* Start Raw data *

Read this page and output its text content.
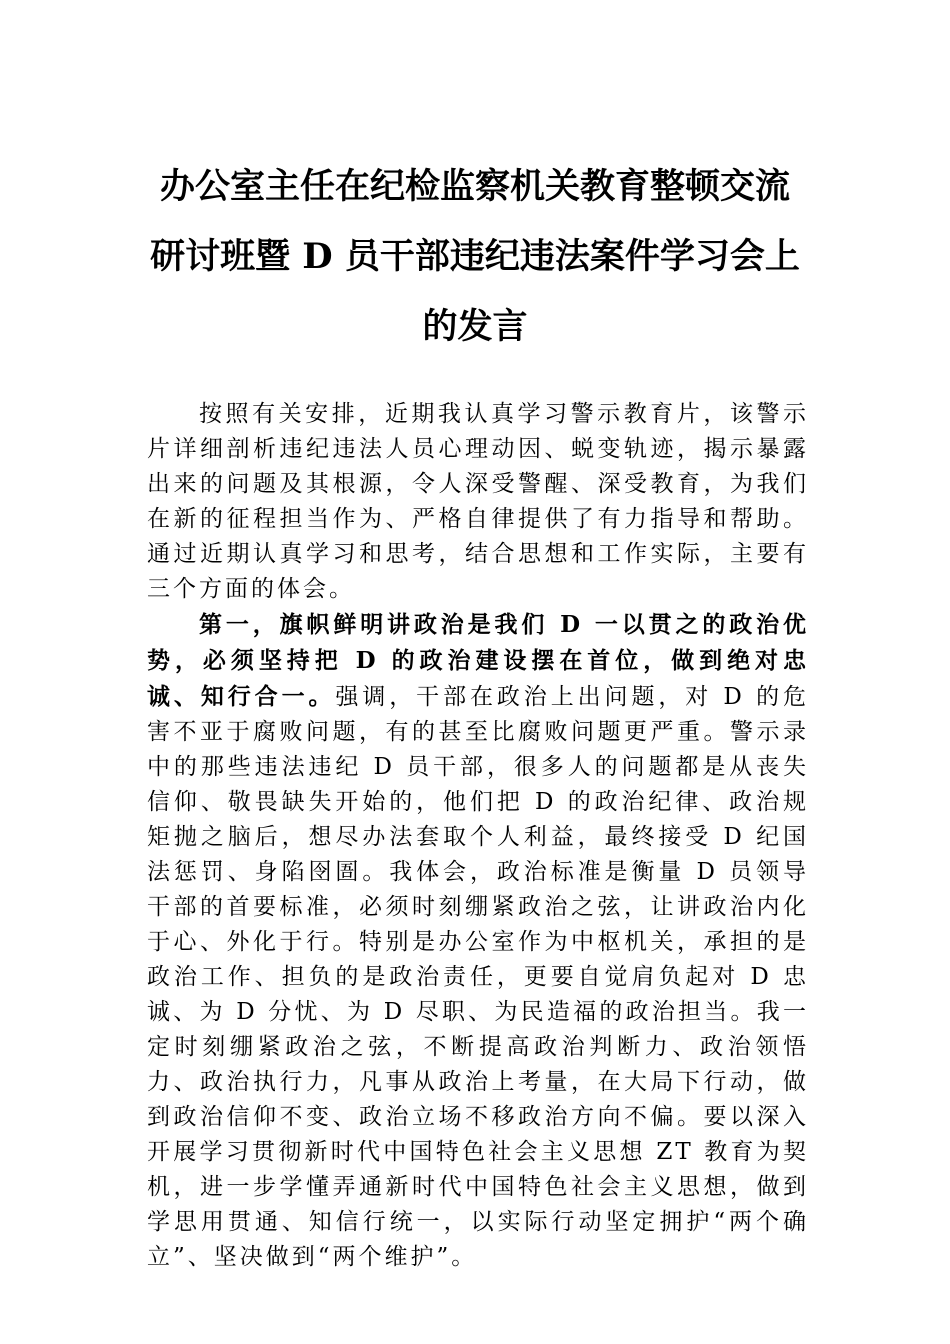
办公室主任在纪检监察机关教育整顿交流
研讨班暨 D 员干部违纪违法案件学习会上
的发言

按照有关安排，近期我认真学习警示教育片，该警示片详细剖析违纪违法人员心理动因、蜕变轨迹，揭示暴露出来的问题及其根源，令人深受警醒、深受教育，为我们在新的征程担当作为、严格自律提供了有力指导和帮助。通过近期认真学习和思考，结合思想和工作实际，主要有三个方面的体会。

第一，旗帜鲜明讲政治是我们 D 一以贯之的政治优势，必须坚持把 D 的政治建设摆在首位，做到绝对忠诚、知行合一。强调，干部在政治上出问题，对 D 的危害不亚于腐败问题，有的甚至比腐败问题更严重。警示录中的那些违法违纪 D 员干部，很多人的问题都是从丧失信仰、敬畏缺失开始的，他们把 D 的政治纪律、政治规矩抛之脑后，想尽办法套取个人利益，最终接受 D 纪国法惩罚、身陷囹圄。我体会，政治标准是衡量 D 员领导干部的首要标准，必须时刻绷紧政治之弦，让讲政治内化于心、外化于行。特别是办公室作为中枢机关，承担的是政治工作、担负的是政治责任，更要自觉肩负起对 D 忠诚、为 D 分忧、为 D 尽职、为民造福的政治担当。我一定时刻绷紧政治之弦，不断提高政治判断力、政治领悟力、政治执行力，凡事从政治上考量，在大局下行动，做到政治信仰不变、政治立场不移政治方向不偏。要以深入开展学习贯彻新时代中国特色社会主义思想 ZT 教育为契机，进一步学懂弄通新时代中国特色社会主义思想，做到学思用贯通、知信行统一，以实际行动坚定拥护“两个确立”、坚决做到“两个维护”。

* End Raw data *

## Request
From the records given above, reproduce all text exactly and exclude each picture.

## Output of the exercise
Read this page and output its text content.
办公室主任在纪检监察机关教育整顿交流
研讨班暨 D 员干部违纪违法案件学习会上
的发言

按照有关安排，近期我认真学习警示教育片，该警示片详细剖析违纪违法人员心理动因、蜕变轨迹，揭示暴露出来的问题及其根源，令人深受警醒、深受教育，为我们在新的征程担当作为、严格自律提供了有力指导和帮助。通过近期认真学习和思考，结合思想和工作实际，主要有三个方面的体会。

第一，旗帜鲜明讲政治是我们 D 一以贯之的政治优势，必须坚持把 D 的政治建设摆在首位，做到绝对忠诚、知行合一。强调，干部在政治上出问题，对 D 的危害不亚于腐败问题，有的甚至比腐败问题更严重。警示录中的那些违法违纪 D 员干部，很多人的问题都是从丧失信仰、敬畏缺失开始的，他们把 D 的政治纪律、政治规矩抛之脑后，想尽办法套取个人利益，最终接受 D 纪国法惩罚、身陷囹圄。我体会，政治标准是衡量 D 员领导干部的首要标准，必须时刻绷紧政治之弦，让讲政治内化于心、外化于行。特别是办公室作为中枢机关，承担的是政治工作、担负的是政治责任，更要自觉肩负起对 D 忠诚、为 D 分忧、为 D 尽职、为民造福的政治担当。我一定时刻绷紧政治之弦，不断提高政治判断力、政治领悟力、政治执行力，凡事从政治上考量，在大局下行动，做到政治信仰不变、政治立场不移政治方向不偏。要以深入开展学习贯彻新时代中国特色社会主义思想 ZT 教育为契机，进一步学懂弄通新时代中国特色社会主义思想，做到学思用贯通、知信行统一，以实际行动坚定拥护“两个确立”、坚决做到“两个维护”。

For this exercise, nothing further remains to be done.